◆ **Zadania do wykonania**
**A.** Streść w dwóch zdaniach dyskusję o podwójnym roczniku w szkołach.
**B.** Kontynuuj dyskusję o podwójnym roczniku w szkołach od miejsca, w którym się kończy.

◆ **Podany tekst**
=-=-=

Dawniej taki system wynikał po prostu z wyżu demograficznego. Dzis gdyby nie ta "reforma" nie byłoby konieczne powodowanie takiego chaosu w szkołach.
No i co, co to za problem, to potrwa tylko rok i wszystko wróci do normy, a żeby nie było że jestem cham i nie mam prawa wypowiadać się w sprawie dżesik i brajanów to powiem że jestem z rocznika który jako pierwszy poszedł do gimnazjów i też było biadolenia że jak to, to złe, nie da się tak, inne książki, inny program, biedni nauczyciele, też w liceum przez dwa lata miałem naukę do dziewiętnastej i bardzo dobrze to sobie wspominam.
@krzysio6666
To nie potrwa rok, tyko od 3 do 8 lat, bo ten podwójny rocznik przez 3 lata będzie w szkole średniej. A potem dla tych, którzy zdecydują się kontynuować naukę, będzie podwójny rocznik na studiach.
W tej reformie głównym problemem nie są inne książki, czy inny program nauczania, tylko konieczność zmieszczenia w planie zajęć dodatkowego rocznika.

=-=-=

(Listy elementów z adnotacjami)

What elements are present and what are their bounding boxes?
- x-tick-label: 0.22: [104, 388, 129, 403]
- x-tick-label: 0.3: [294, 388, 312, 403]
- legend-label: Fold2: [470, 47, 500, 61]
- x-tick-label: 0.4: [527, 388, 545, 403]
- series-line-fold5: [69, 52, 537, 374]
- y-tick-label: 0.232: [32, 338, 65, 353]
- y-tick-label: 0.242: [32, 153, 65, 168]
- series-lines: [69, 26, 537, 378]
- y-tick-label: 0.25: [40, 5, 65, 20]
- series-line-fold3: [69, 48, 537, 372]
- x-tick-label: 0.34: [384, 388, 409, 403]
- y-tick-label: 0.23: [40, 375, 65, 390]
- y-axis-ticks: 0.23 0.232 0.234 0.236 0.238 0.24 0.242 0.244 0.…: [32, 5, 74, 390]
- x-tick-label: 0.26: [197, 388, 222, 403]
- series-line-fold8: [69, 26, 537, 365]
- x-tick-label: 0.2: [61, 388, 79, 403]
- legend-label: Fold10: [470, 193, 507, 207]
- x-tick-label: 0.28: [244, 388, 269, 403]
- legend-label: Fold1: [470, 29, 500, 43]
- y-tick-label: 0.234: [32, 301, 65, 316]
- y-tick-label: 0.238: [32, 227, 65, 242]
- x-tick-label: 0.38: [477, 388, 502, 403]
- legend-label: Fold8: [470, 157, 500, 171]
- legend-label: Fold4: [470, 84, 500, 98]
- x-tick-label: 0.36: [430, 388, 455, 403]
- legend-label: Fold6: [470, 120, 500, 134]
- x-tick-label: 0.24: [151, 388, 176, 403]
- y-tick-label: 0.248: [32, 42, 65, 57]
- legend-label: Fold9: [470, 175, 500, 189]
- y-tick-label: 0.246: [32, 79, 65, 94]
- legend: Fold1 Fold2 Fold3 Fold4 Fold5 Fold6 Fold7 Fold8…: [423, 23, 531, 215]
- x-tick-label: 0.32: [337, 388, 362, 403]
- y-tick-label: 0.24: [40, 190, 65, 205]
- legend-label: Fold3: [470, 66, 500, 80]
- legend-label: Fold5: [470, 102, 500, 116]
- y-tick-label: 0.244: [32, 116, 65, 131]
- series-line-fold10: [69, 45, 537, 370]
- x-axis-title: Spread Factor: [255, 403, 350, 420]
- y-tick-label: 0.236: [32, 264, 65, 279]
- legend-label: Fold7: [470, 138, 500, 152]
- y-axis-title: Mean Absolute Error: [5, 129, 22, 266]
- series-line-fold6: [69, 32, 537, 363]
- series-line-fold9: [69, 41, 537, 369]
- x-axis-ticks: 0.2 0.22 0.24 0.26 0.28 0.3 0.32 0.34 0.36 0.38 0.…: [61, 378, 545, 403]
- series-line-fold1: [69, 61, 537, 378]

=-=-=

◆ **Odpowiedzi końcowe**
**A.** Jeden z uczestników bagatelizuje zamieszanie w szkołach, twierdząc, że potrwa ono tylko rok, i przywołuje własne doświadczenie z pierwszego rocznika, który poszedł do gimnazjów, oraz z nauki w liceum do dziewiętnastej. W odpowiedzi pada argument, że problem potrwa od 3 do 8 lat, bo podwójny rocznik przejdzie przez szkołę średnią, a potem studia, a głównym kłopotem reformy jest konieczność zmieszczenia dodatkowego rocznika w planie zajęć.

**B.**
Poza tym liceum trwało 3 lata, a teraz będzie trwało 4. Jeżeli jakaś szkoła była budowana lub przechodziła generalny remont przy założeniu, że ma zapewnić miejsce dla 3 roczników, to albo zajęcia popołudniowe będą w niej trwały już permanentnie, albo trzeba będzie w przyszłości ograniczyć o 1/3 liczbę klas w jednym roczniku.
@krzysio6666 Chcesz powiedzieć że za rok jeden rocznik się rozpłynie? Nie... pójdzie do drugiej klasy.
@krzysio6666 nie wiedziałem że nauka w szkole średniej trwa rok. ta reforma to jednak kosmos :)
@krzysio6666 a to ciekawe hahha. Ciekawe jest to, że nikt nie narzeka dzisiaj na swoją edukację. Kiedyś to było, nie? A może wspominamy swoją młodość z nostalgią i nie jesteśmy w stanie obiektywnie na to spojrzeć, np. pod kątem czy ta edukacja przyniosła jakieś pozytywne efekty? Ja na przykład nie uważam, żeby oprócz świadectwa ukończenia szkoły, gimnazjum mi coś dało. chyba tylko skoliozę
@jaroslaw1999 mi akurat gimnazjum dużo dało, liceum w porównaniu do niego było lajtem, studia w ogóle luzem, a gdy poszłam do pracy w końcu odkryłam co to jest czas wolny.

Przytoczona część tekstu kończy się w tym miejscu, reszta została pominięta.